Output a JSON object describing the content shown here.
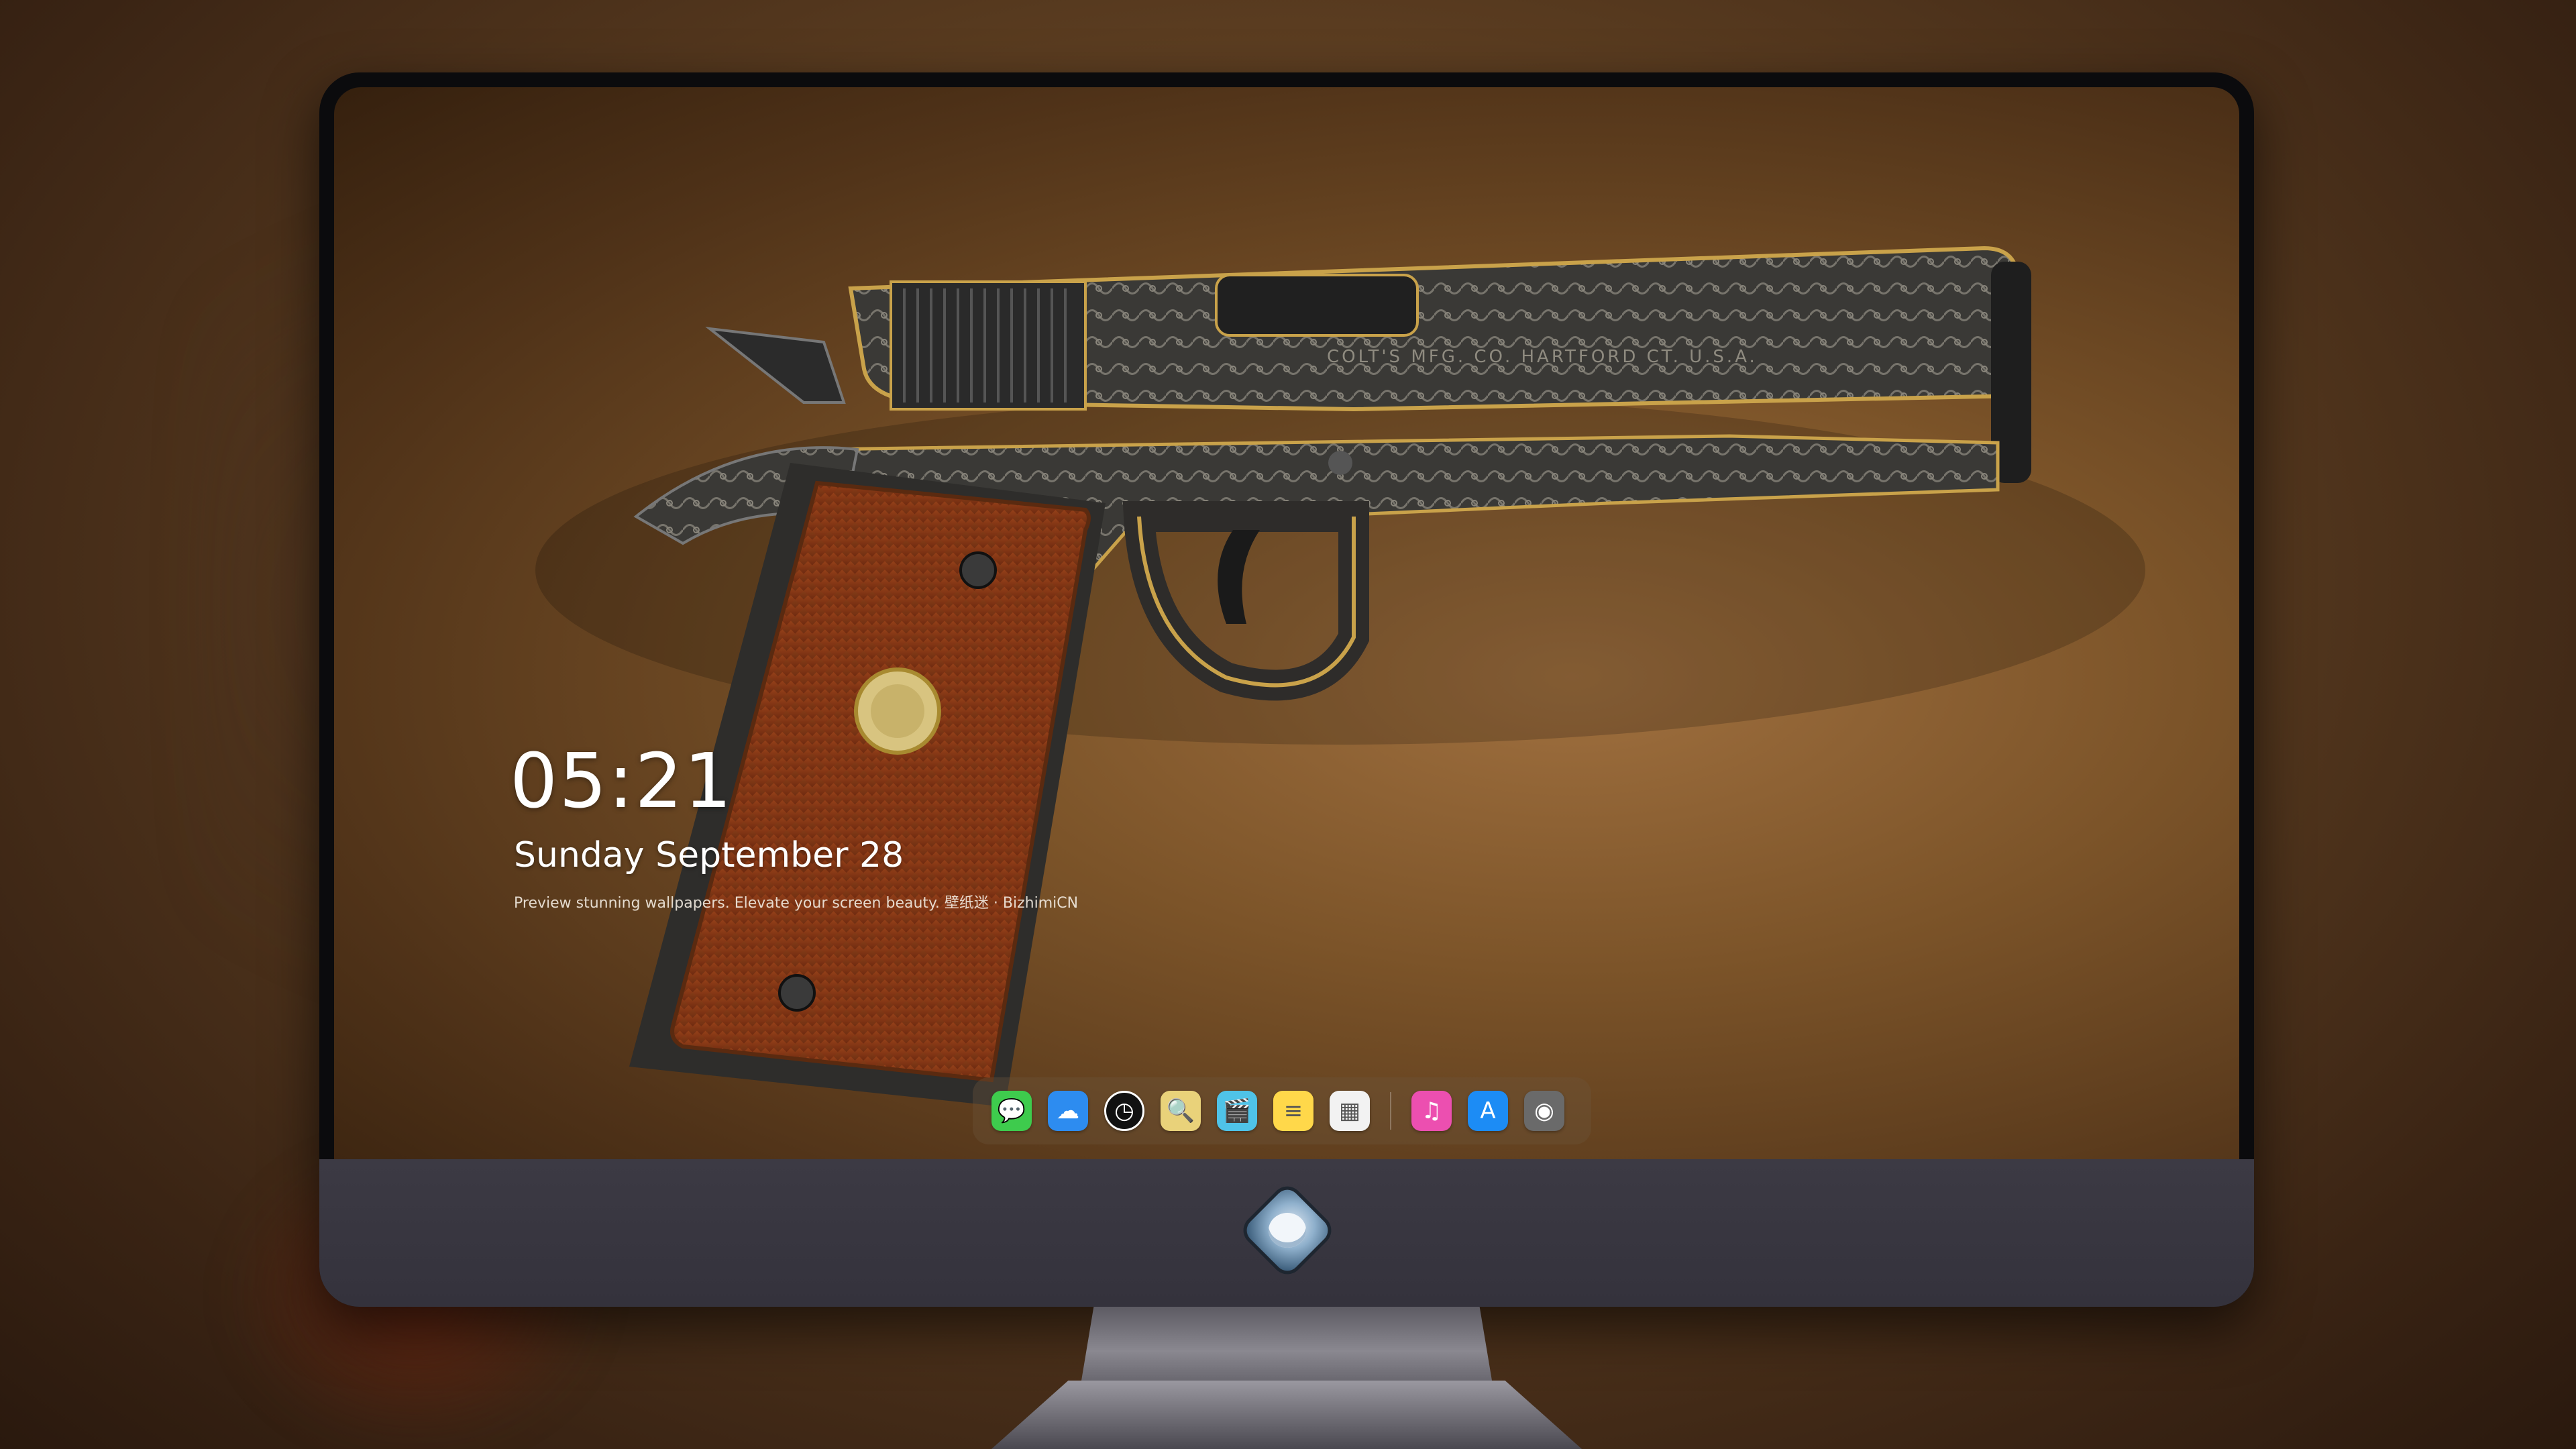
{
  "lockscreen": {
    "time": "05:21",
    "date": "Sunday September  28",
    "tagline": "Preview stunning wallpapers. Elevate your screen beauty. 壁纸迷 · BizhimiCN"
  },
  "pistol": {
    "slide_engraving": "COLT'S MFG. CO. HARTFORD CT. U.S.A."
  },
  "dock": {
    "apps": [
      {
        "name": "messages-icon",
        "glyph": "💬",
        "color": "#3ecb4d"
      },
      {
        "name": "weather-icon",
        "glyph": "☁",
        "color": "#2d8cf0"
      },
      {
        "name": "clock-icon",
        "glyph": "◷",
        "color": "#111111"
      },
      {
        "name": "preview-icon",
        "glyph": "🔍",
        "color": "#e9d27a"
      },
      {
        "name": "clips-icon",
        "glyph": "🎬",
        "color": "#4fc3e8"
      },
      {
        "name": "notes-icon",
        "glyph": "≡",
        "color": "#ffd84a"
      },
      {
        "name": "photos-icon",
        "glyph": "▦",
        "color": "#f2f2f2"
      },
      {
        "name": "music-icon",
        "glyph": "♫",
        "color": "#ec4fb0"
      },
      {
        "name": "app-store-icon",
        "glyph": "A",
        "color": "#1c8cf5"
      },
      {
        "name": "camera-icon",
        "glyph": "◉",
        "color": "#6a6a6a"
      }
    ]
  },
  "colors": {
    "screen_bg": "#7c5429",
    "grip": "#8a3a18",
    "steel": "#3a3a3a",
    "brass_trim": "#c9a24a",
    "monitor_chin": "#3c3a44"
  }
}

JOB
From the records above, pull out every line containing the word "icon".

WRITTEN SOLUTION
        "name": "messages-icon",
        "name": "weather-icon",
        "name": "clock-icon",
        "name": "preview-icon",
        "name": "clips-icon",
        "name": "notes-icon",
        "name": "photos-icon",
        "name": "music-icon",
        "name": "app-store-icon",
        "name": "camera-icon",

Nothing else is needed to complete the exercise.